What this task involves:
Write out all of the data without omission, exactly as shown.

************

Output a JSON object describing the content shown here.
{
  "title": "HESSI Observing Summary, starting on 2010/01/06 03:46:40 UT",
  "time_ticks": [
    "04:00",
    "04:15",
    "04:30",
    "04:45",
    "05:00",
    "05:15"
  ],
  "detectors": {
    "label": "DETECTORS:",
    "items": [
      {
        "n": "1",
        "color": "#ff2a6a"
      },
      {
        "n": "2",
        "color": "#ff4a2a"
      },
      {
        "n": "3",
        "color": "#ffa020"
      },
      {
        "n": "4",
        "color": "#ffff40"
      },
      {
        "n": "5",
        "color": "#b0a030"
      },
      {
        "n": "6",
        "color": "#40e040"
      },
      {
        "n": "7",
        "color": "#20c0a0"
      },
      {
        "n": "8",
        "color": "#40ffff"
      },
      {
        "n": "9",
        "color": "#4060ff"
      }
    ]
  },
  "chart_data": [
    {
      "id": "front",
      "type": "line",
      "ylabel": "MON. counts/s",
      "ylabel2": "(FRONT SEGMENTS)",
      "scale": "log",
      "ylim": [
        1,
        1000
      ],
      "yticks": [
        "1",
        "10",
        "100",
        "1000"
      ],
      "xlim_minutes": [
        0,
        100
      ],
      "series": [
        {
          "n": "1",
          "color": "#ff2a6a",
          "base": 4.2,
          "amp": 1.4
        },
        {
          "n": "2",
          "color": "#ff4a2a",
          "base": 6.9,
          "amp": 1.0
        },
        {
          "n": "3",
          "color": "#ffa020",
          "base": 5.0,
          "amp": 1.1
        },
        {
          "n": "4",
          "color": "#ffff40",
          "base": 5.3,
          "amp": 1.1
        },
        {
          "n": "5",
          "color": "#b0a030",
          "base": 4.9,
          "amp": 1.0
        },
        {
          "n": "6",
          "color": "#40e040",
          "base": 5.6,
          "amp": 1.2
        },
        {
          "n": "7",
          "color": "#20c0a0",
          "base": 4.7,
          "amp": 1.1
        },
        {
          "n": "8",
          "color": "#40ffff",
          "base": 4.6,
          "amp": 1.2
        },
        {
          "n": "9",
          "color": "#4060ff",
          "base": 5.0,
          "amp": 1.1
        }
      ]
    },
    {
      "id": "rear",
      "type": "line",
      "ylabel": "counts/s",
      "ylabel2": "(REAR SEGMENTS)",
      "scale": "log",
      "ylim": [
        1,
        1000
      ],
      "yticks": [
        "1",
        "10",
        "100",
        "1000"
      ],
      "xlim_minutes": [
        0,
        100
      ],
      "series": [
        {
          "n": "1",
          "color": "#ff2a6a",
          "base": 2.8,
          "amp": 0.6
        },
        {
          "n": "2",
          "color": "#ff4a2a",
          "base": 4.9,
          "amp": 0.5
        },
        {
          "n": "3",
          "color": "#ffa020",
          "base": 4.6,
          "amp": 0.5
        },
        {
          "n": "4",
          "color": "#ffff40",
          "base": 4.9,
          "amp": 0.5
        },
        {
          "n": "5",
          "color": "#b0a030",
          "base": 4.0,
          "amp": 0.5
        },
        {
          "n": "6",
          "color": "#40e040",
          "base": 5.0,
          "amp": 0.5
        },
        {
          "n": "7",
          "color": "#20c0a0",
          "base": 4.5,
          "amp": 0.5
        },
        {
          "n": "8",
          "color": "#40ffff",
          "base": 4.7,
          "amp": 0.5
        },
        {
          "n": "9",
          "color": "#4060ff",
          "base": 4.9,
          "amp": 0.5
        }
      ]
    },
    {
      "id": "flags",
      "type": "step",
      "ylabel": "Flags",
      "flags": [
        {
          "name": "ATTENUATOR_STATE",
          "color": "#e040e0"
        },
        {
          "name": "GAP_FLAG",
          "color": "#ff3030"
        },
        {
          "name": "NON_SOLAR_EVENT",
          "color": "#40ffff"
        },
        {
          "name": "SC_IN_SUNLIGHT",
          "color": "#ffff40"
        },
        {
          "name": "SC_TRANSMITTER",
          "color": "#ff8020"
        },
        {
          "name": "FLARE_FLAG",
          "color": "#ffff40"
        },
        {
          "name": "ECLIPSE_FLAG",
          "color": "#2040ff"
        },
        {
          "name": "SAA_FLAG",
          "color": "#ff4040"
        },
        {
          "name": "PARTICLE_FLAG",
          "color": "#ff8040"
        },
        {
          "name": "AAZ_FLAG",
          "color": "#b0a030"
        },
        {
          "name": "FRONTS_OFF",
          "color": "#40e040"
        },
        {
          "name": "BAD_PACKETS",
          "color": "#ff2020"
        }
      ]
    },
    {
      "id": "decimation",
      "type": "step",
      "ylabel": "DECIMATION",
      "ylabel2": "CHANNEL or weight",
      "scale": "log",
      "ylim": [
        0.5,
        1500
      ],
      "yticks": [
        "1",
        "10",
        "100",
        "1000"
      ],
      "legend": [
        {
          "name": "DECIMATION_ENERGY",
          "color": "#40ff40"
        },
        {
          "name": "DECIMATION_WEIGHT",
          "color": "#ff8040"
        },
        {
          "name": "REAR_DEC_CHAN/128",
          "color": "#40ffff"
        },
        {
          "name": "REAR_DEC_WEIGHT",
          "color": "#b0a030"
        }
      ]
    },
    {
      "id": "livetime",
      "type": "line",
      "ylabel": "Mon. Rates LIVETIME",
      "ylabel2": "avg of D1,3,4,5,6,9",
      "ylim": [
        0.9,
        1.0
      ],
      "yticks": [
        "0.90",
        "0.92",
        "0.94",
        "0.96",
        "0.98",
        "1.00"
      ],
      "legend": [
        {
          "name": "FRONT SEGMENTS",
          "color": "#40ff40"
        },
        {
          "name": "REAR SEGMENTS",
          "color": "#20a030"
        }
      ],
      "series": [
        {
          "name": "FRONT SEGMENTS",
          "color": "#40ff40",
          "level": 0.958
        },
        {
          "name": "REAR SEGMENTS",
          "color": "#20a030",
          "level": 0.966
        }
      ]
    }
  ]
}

************

Complete answer:
Output a JSON object describing the content shown here.
{
  "title": "HESSI Observing Summary, starting on 2010/01/06 03:46:40 UT",
  "time_ticks": [
    "04:00",
    "04:15",
    "04:30",
    "04:45",
    "05:00",
    "05:15"
  ],
  "detectors": {
    "label": "DETECTORS:",
    "items": [
      {
        "n": "1",
        "color": "#ff2a6a"
      },
      {
        "n": "2",
        "color": "#ff4a2a"
      },
      {
        "n": "3",
        "color": "#ffa020"
      },
      {
        "n": "4",
        "color": "#ffff40"
      },
      {
        "n": "5",
        "color": "#b0a030"
      },
      {
        "n": "6",
        "color": "#40e040"
      },
      {
        "n": "7",
        "color": "#20c0a0"
      },
      {
        "n": "8",
        "color": "#40ffff"
      },
      {
        "n": "9",
        "color": "#4060ff"
      }
    ]
  },
  "chart_data": [
    {
      "id": "front",
      "type": "line",
      "ylabel": "MON. counts/s",
      "ylabel2": "(FRONT SEGMENTS)",
      "scale": "log",
      "ylim": [
        1,
        1000
      ],
      "yticks": [
        "1",
        "10",
        "100",
        "1000"
      ],
      "xlim_minutes": [
        0,
        100
      ],
      "series": [
        {
          "n": "1",
          "color": "#ff2a6a",
          "base": 4.2,
          "amp": 1.4
        },
        {
          "n": "2",
          "color": "#ff4a2a",
          "base": 6.9,
          "amp": 1.0
        },
        {
          "n": "3",
          "color": "#ffa020",
          "base": 5.0,
          "amp": 1.1
        },
        {
          "n": "4",
          "color": "#ffff40",
          "base": 5.3,
          "amp": 1.1
        },
        {
          "n": "5",
          "color": "#b0a030",
          "base": 4.9,
          "amp": 1.0
        },
        {
          "n": "6",
          "color": "#40e040",
          "base": 5.6,
          "amp": 1.2
        },
        {
          "n": "7",
          "color": "#20c0a0",
          "base": 4.7,
          "amp": 1.1
        },
        {
          "n": "8",
          "color": "#40ffff",
          "base": 4.6,
          "amp": 1.2
        },
        {
          "n": "9",
          "color": "#4060ff",
          "base": 5.0,
          "amp": 1.1
        }
      ]
    },
    {
      "id": "rear",
      "type": "line",
      "ylabel": "counts/s",
      "ylabel2": "(REAR SEGMENTS)",
      "scale": "log",
      "ylim": [
        1,
        1000
      ],
      "yticks": [
        "1",
        "10",
        "100",
        "1000"
      ],
      "xlim_minutes": [
        0,
        100
      ],
      "series": [
        {
          "n": "1",
          "color": "#ff2a6a",
          "base": 2.8,
          "amp": 0.6
        },
        {
          "n": "2",
          "color": "#ff4a2a",
          "base": 4.9,
          "amp": 0.5
        },
        {
          "n": "3",
          "color": "#ffa020",
          "base": 4.6,
          "amp": 0.5
        },
        {
          "n": "4",
          "color": "#ffff40",
          "base": 4.9,
          "amp": 0.5
        },
        {
          "n": "5",
          "color": "#b0a030",
          "base": 4.0,
          "amp": 0.5
        },
        {
          "n": "6",
          "color": "#40e040",
          "base": 5.0,
          "amp": 0.5
        },
        {
          "n": "7",
          "color": "#20c0a0",
          "base": 4.5,
          "amp": 0.5
        },
        {
          "n": "8",
          "color": "#40ffff",
          "base": 4.7,
          "amp": 0.5
        },
        {
          "n": "9",
          "color": "#4060ff",
          "base": 4.9,
          "amp": 0.5
        }
      ]
    },
    {
      "id": "flags",
      "type": "step",
      "ylabel": "Flags",
      "flags": [
        {
          "name": "ATTENUATOR_STATE",
          "color": "#e040e0"
        },
        {
          "name": "GAP_FLAG",
          "color": "#ff3030"
        },
        {
          "name": "NON_SOLAR_EVENT",
          "color": "#40ffff"
        },
        {
          "name": "SC_IN_SUNLIGHT",
          "color": "#ffff40"
        },
        {
          "name": "SC_TRANSMITTER",
          "color": "#ff8020"
        },
        {
          "name": "FLARE_FLAG",
          "color": "#ffff40"
        },
        {
          "name": "ECLIPSE_FLAG",
          "color": "#2040ff"
        },
        {
          "name": "SAA_FLAG",
          "color": "#ff4040"
        },
        {
          "name": "PARTICLE_FLAG",
          "color": "#ff8040"
        },
        {
          "name": "AAZ_FLAG",
          "color": "#b0a030"
        },
        {
          "name": "FRONTS_OFF",
          "color": "#40e040"
        },
        {
          "name": "BAD_PACKETS",
          "color": "#ff2020"
        }
      ]
    },
    {
      "id": "decimation",
      "type": "step",
      "ylabel": "DECIMATION",
      "ylabel2": "CHANNEL or weight",
      "scale": "log",
      "ylim": [
        0.5,
        1500
      ],
      "yticks": [
        "1",
        "10",
        "100",
        "1000"
      ],
      "legend": [
        {
          "name": "DECIMATION_ENERGY",
          "color": "#40ff40"
        },
        {
          "name": "DECIMATION_WEIGHT",
          "color": "#ff8040"
        },
        {
          "name": "REAR_DEC_CHAN/128",
          "color": "#40ffff"
        },
        {
          "name": "REAR_DEC_WEIGHT",
          "color": "#b0a030"
        }
      ]
    },
    {
      "id": "livetime",
      "type": "line",
      "ylabel": "Mon. Rates LIVETIME",
      "ylabel2": "avg of D1,3,4,5,6,9",
      "ylim": [
        0.9,
        1.0
      ],
      "yticks": [
        "0.90",
        "0.92",
        "0.94",
        "0.96",
        "0.98",
        "1.00"
      ],
      "legend": [
        {
          "name": "FRONT SEGMENTS",
          "color": "#40ff40"
        },
        {
          "name": "REAR SEGMENTS",
          "color": "#20a030"
        }
      ],
      "series": [
        {
          "name": "FRONT SEGMENTS",
          "color": "#40ff40",
          "level": 0.958
        },
        {
          "name": "REAR SEGMENTS",
          "color": "#20a030",
          "level": 0.966
        }
      ]
    }
  ]
}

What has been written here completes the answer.